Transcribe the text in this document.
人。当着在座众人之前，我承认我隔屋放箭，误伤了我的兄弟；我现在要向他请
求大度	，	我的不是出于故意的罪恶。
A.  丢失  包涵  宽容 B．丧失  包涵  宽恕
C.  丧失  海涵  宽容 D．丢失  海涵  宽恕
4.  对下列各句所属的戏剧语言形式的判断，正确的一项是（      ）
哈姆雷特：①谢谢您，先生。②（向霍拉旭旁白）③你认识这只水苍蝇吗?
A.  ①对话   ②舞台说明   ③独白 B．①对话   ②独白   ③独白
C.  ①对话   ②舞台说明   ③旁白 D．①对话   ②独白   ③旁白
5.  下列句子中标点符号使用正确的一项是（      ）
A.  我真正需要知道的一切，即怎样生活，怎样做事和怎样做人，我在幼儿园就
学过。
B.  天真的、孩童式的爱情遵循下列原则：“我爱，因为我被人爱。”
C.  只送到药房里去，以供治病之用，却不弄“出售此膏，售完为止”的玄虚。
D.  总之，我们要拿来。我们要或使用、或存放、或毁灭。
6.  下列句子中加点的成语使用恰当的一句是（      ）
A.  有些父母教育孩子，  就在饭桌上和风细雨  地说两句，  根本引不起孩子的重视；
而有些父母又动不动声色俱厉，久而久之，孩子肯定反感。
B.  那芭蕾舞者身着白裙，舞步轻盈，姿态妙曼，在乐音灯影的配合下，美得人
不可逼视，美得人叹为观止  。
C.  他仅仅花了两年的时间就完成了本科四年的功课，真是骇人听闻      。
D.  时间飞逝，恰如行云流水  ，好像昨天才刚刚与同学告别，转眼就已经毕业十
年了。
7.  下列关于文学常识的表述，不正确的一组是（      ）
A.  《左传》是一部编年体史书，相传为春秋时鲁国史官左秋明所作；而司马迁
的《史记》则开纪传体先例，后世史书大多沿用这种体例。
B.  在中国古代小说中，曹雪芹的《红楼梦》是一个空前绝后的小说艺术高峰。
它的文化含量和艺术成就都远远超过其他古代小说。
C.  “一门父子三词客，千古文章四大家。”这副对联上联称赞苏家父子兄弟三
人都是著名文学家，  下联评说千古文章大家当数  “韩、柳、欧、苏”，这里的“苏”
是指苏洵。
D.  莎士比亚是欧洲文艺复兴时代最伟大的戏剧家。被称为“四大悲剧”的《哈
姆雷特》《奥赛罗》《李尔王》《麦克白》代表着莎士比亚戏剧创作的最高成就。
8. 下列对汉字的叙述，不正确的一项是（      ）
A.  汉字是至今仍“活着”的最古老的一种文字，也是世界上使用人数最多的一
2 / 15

Problem to solve » Out of the material above, select every line that holds the string "②舞台说明".

Solution for this task »
A.  ①对话   ②舞台说明   ③独白 B．①对话   ②独白   ③独白
C.  ①对话   ②舞台说明   ③旁白 D．①对话   ②独白   ③旁白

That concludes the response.